[Excerpts from a figure dataset]
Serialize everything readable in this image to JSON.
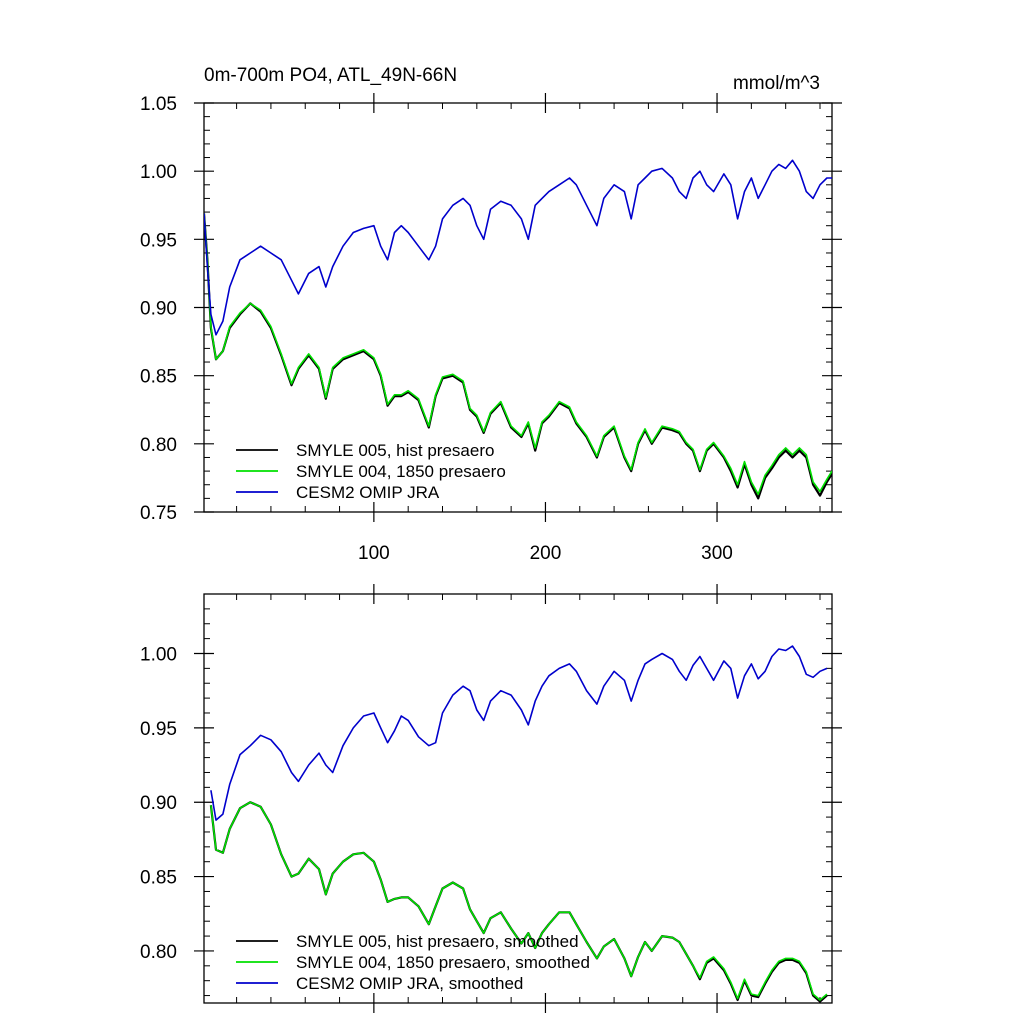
{
  "chart_data": [
    {
      "type": "line",
      "title_left": "0m-700m PO4, ATL_49N-66N",
      "title_right": "mmol/m^3",
      "xlabel": "",
      "ylabel": "",
      "xlim": [
        1,
        367
      ],
      "ylim": [
        0.75,
        1.05
      ],
      "yticks": [
        0.75,
        0.8,
        0.85,
        0.9,
        0.95,
        1.0,
        1.05
      ],
      "ytick_labels": [
        "0.75",
        "0.80",
        "0.85",
        "0.90",
        "0.95",
        "1.00",
        "1.05"
      ],
      "xticks": [
        100,
        200,
        300
      ],
      "xtick_labels": [
        "100",
        "200",
        "300"
      ],
      "legend_position": "bottom-left",
      "series": [
        {
          "name": "SMYLE 005, hist presaero",
          "color": "#000000",
          "x": [
            1,
            3,
            5,
            8,
            12,
            16,
            22,
            28,
            34,
            40,
            46,
            52,
            56,
            62,
            68,
            72,
            76,
            82,
            88,
            94,
            100,
            104,
            108,
            112,
            116,
            120,
            126,
            132,
            136,
            140,
            146,
            152,
            156,
            160,
            164,
            168,
            174,
            180,
            186,
            190,
            194,
            198,
            202,
            208,
            214,
            218,
            224,
            230,
            234,
            240,
            246,
            250,
            254,
            258,
            262,
            268,
            274,
            278,
            282,
            286,
            290,
            294,
            298,
            304,
            308,
            312,
            316,
            320,
            324,
            328,
            332,
            336,
            340,
            344,
            348,
            352,
            356,
            360,
            364,
            367
          ],
          "y": [
            0.969,
            0.935,
            0.885,
            0.862,
            0.868,
            0.885,
            0.895,
            0.903,
            0.897,
            0.885,
            0.865,
            0.843,
            0.855,
            0.865,
            0.855,
            0.833,
            0.855,
            0.862,
            0.865,
            0.868,
            0.862,
            0.85,
            0.828,
            0.835,
            0.835,
            0.838,
            0.832,
            0.812,
            0.835,
            0.848,
            0.85,
            0.845,
            0.825,
            0.82,
            0.808,
            0.822,
            0.83,
            0.812,
            0.805,
            0.815,
            0.795,
            0.815,
            0.82,
            0.83,
            0.826,
            0.815,
            0.805,
            0.79,
            0.805,
            0.812,
            0.79,
            0.78,
            0.8,
            0.81,
            0.8,
            0.812,
            0.81,
            0.808,
            0.8,
            0.795,
            0.78,
            0.795,
            0.8,
            0.79,
            0.78,
            0.768,
            0.785,
            0.77,
            0.76,
            0.775,
            0.782,
            0.79,
            0.795,
            0.79,
            0.795,
            0.79,
            0.77,
            0.762,
            0.772,
            0.778
          ]
        },
        {
          "name": "SMYLE 004, 1850 presaero",
          "color": "#00e000",
          "x": [
            1,
            3,
            5,
            8,
            12,
            16,
            22,
            28,
            34,
            40,
            46,
            52,
            56,
            62,
            68,
            72,
            76,
            82,
            88,
            94,
            100,
            104,
            108,
            112,
            116,
            120,
            126,
            132,
            136,
            140,
            146,
            152,
            156,
            160,
            164,
            168,
            174,
            180,
            186,
            190,
            194,
            198,
            202,
            208,
            214,
            218,
            224,
            230,
            234,
            240,
            246,
            250,
            254,
            258,
            262,
            268,
            274,
            278,
            282,
            286,
            290,
            294,
            298,
            304,
            308,
            312,
            316,
            320,
            324,
            328,
            332,
            336,
            340,
            344,
            348,
            352,
            356,
            360,
            364,
            367
          ],
          "y": [
            0.969,
            0.935,
            0.886,
            0.862,
            0.868,
            0.886,
            0.896,
            0.903,
            0.898,
            0.886,
            0.866,
            0.844,
            0.856,
            0.866,
            0.856,
            0.834,
            0.856,
            0.863,
            0.866,
            0.869,
            0.863,
            0.851,
            0.829,
            0.836,
            0.836,
            0.839,
            0.833,
            0.813,
            0.836,
            0.849,
            0.851,
            0.846,
            0.826,
            0.821,
            0.809,
            0.823,
            0.831,
            0.813,
            0.806,
            0.816,
            0.797,
            0.816,
            0.821,
            0.831,
            0.827,
            0.816,
            0.806,
            0.791,
            0.806,
            0.813,
            0.791,
            0.781,
            0.801,
            0.811,
            0.801,
            0.813,
            0.811,
            0.809,
            0.801,
            0.796,
            0.781,
            0.796,
            0.801,
            0.791,
            0.782,
            0.77,
            0.787,
            0.772,
            0.763,
            0.777,
            0.784,
            0.792,
            0.797,
            0.792,
            0.797,
            0.792,
            0.772,
            0.765,
            0.774,
            0.78
          ]
        },
        {
          "name": "CESM2 OMIP JRA",
          "color": "#0000cc",
          "x": [
            1,
            3,
            5,
            8,
            12,
            16,
            22,
            28,
            34,
            40,
            46,
            52,
            56,
            62,
            68,
            72,
            76,
            82,
            88,
            94,
            100,
            104,
            108,
            112,
            116,
            120,
            126,
            132,
            136,
            140,
            146,
            152,
            156,
            160,
            164,
            168,
            174,
            180,
            186,
            190,
            194,
            198,
            202,
            208,
            214,
            218,
            224,
            230,
            234,
            240,
            246,
            250,
            254,
            258,
            262,
            268,
            274,
            278,
            282,
            286,
            290,
            294,
            298,
            304,
            308,
            312,
            316,
            320,
            324,
            328,
            332,
            336,
            340,
            344,
            348,
            352,
            356,
            360,
            364,
            367
          ],
          "y": [
            0.969,
            0.93,
            0.895,
            0.88,
            0.89,
            0.915,
            0.935,
            0.94,
            0.945,
            0.94,
            0.935,
            0.92,
            0.91,
            0.925,
            0.93,
            0.915,
            0.93,
            0.945,
            0.955,
            0.958,
            0.96,
            0.945,
            0.935,
            0.955,
            0.96,
            0.955,
            0.945,
            0.935,
            0.945,
            0.965,
            0.975,
            0.98,
            0.975,
            0.96,
            0.95,
            0.972,
            0.978,
            0.975,
            0.965,
            0.95,
            0.975,
            0.98,
            0.985,
            0.99,
            0.995,
            0.99,
            0.975,
            0.96,
            0.98,
            0.99,
            0.985,
            0.965,
            0.99,
            0.995,
            1.0,
            1.002,
            0.995,
            0.985,
            0.98,
            0.995,
            1.0,
            0.99,
            0.985,
            0.998,
            0.99,
            0.965,
            0.985,
            0.995,
            0.98,
            0.99,
            1.0,
            1.005,
            1.002,
            1.008,
            1.0,
            0.985,
            0.98,
            0.99,
            0.995,
            0.995
          ]
        }
      ]
    },
    {
      "type": "line",
      "xlabel": "",
      "ylabel": "",
      "xlim": [
        1,
        367
      ],
      "ylim": [
        0.765,
        1.04
      ],
      "yticks": [
        0.8,
        0.85,
        0.9,
        0.95,
        1.0
      ],
      "ytick_labels": [
        "0.80",
        "0.85",
        "0.90",
        "0.95",
        "1.00"
      ],
      "xticks": [
        100,
        200,
        300
      ],
      "legend_position": "bottom-left",
      "series": [
        {
          "name": "SMYLE 005, hist presaero, smoothed",
          "color": "#000000",
          "x": [
            5,
            8,
            12,
            16,
            22,
            28,
            34,
            40,
            46,
            52,
            56,
            62,
            68,
            72,
            76,
            82,
            88,
            94,
            100,
            104,
            108,
            112,
            116,
            120,
            126,
            132,
            136,
            140,
            146,
            152,
            156,
            160,
            164,
            168,
            174,
            180,
            186,
            190,
            194,
            198,
            202,
            208,
            214,
            218,
            224,
            230,
            234,
            240,
            246,
            250,
            254,
            258,
            262,
            268,
            274,
            278,
            282,
            286,
            290,
            294,
            298,
            304,
            308,
            312,
            316,
            320,
            324,
            328,
            332,
            336,
            340,
            344,
            348,
            352,
            356,
            360,
            364
          ],
          "y": [
            0.898,
            0.868,
            0.866,
            0.882,
            0.896,
            0.9,
            0.897,
            0.885,
            0.865,
            0.85,
            0.852,
            0.862,
            0.855,
            0.838,
            0.852,
            0.86,
            0.865,
            0.866,
            0.86,
            0.848,
            0.833,
            0.835,
            0.836,
            0.836,
            0.83,
            0.818,
            0.83,
            0.842,
            0.846,
            0.842,
            0.828,
            0.82,
            0.812,
            0.822,
            0.826,
            0.815,
            0.805,
            0.812,
            0.802,
            0.812,
            0.818,
            0.826,
            0.826,
            0.818,
            0.806,
            0.795,
            0.803,
            0.808,
            0.795,
            0.783,
            0.796,
            0.806,
            0.8,
            0.81,
            0.809,
            0.806,
            0.798,
            0.79,
            0.781,
            0.792,
            0.795,
            0.787,
            0.778,
            0.767,
            0.78,
            0.77,
            0.769,
            0.778,
            0.786,
            0.792,
            0.794,
            0.794,
            0.792,
            0.785,
            0.77,
            0.766,
            0.77
          ]
        },
        {
          "name": "SMYLE 004, 1850 presaero, smoothed",
          "color": "#00e000",
          "x": [
            5,
            8,
            12,
            16,
            22,
            28,
            34,
            40,
            46,
            52,
            56,
            62,
            68,
            72,
            76,
            82,
            88,
            94,
            100,
            104,
            108,
            112,
            116,
            120,
            126,
            132,
            136,
            140,
            146,
            152,
            156,
            160,
            164,
            168,
            174,
            180,
            186,
            190,
            194,
            198,
            202,
            208,
            214,
            218,
            224,
            230,
            234,
            240,
            246,
            250,
            254,
            258,
            262,
            268,
            274,
            278,
            282,
            286,
            290,
            294,
            298,
            304,
            308,
            312,
            316,
            320,
            324,
            328,
            332,
            336,
            340,
            344,
            348,
            352,
            356,
            360,
            364
          ],
          "y": [
            0.898,
            0.868,
            0.866,
            0.882,
            0.896,
            0.9,
            0.897,
            0.885,
            0.865,
            0.85,
            0.852,
            0.862,
            0.855,
            0.838,
            0.852,
            0.86,
            0.865,
            0.866,
            0.86,
            0.848,
            0.833,
            0.835,
            0.836,
            0.836,
            0.83,
            0.818,
            0.83,
            0.842,
            0.846,
            0.842,
            0.828,
            0.82,
            0.812,
            0.822,
            0.826,
            0.815,
            0.805,
            0.812,
            0.802,
            0.812,
            0.818,
            0.826,
            0.826,
            0.818,
            0.806,
            0.795,
            0.803,
            0.808,
            0.795,
            0.783,
            0.796,
            0.806,
            0.8,
            0.81,
            0.809,
            0.806,
            0.798,
            0.79,
            0.782,
            0.793,
            0.796,
            0.788,
            0.779,
            0.768,
            0.781,
            0.771,
            0.77,
            0.779,
            0.787,
            0.793,
            0.795,
            0.795,
            0.793,
            0.786,
            0.771,
            0.767,
            0.771
          ]
        },
        {
          "name": "CESM2 OMIP JRA, smoothed",
          "color": "#0000cc",
          "x": [
            5,
            8,
            12,
            16,
            22,
            28,
            34,
            40,
            46,
            52,
            56,
            62,
            68,
            72,
            76,
            82,
            88,
            94,
            100,
            104,
            108,
            112,
            116,
            120,
            126,
            132,
            136,
            140,
            146,
            152,
            156,
            160,
            164,
            168,
            174,
            180,
            186,
            190,
            194,
            198,
            202,
            208,
            214,
            218,
            224,
            230,
            234,
            240,
            246,
            250,
            254,
            258,
            262,
            268,
            274,
            278,
            282,
            286,
            290,
            294,
            298,
            304,
            308,
            312,
            316,
            320,
            324,
            328,
            332,
            336,
            340,
            344,
            348,
            352,
            356,
            360,
            364
          ],
          "y": [
            0.908,
            0.888,
            0.892,
            0.912,
            0.932,
            0.938,
            0.945,
            0.942,
            0.934,
            0.92,
            0.914,
            0.925,
            0.933,
            0.925,
            0.92,
            0.938,
            0.95,
            0.958,
            0.96,
            0.95,
            0.94,
            0.948,
            0.958,
            0.955,
            0.944,
            0.938,
            0.94,
            0.96,
            0.972,
            0.978,
            0.975,
            0.962,
            0.955,
            0.968,
            0.975,
            0.972,
            0.962,
            0.952,
            0.968,
            0.978,
            0.985,
            0.99,
            0.993,
            0.988,
            0.975,
            0.966,
            0.978,
            0.988,
            0.982,
            0.968,
            0.982,
            0.993,
            0.996,
            1.0,
            0.996,
            0.988,
            0.982,
            0.992,
            0.998,
            0.99,
            0.982,
            0.995,
            0.99,
            0.97,
            0.985,
            0.993,
            0.983,
            0.988,
            0.998,
            1.003,
            1.002,
            1.005,
            0.998,
            0.986,
            0.984,
            0.988,
            0.99
          ]
        }
      ]
    }
  ]
}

| Directions |
Pull out all lines containing the word "SMYLE" from the entries above.

| Written answer |
          "name": "SMYLE 005, hist presaero",
          "name": "SMYLE 004, 1850 presaero",
          "name": "SMYLE 005, hist presaero, smoothed",
          "name": "SMYLE 004, 1850 presaero, smoothed",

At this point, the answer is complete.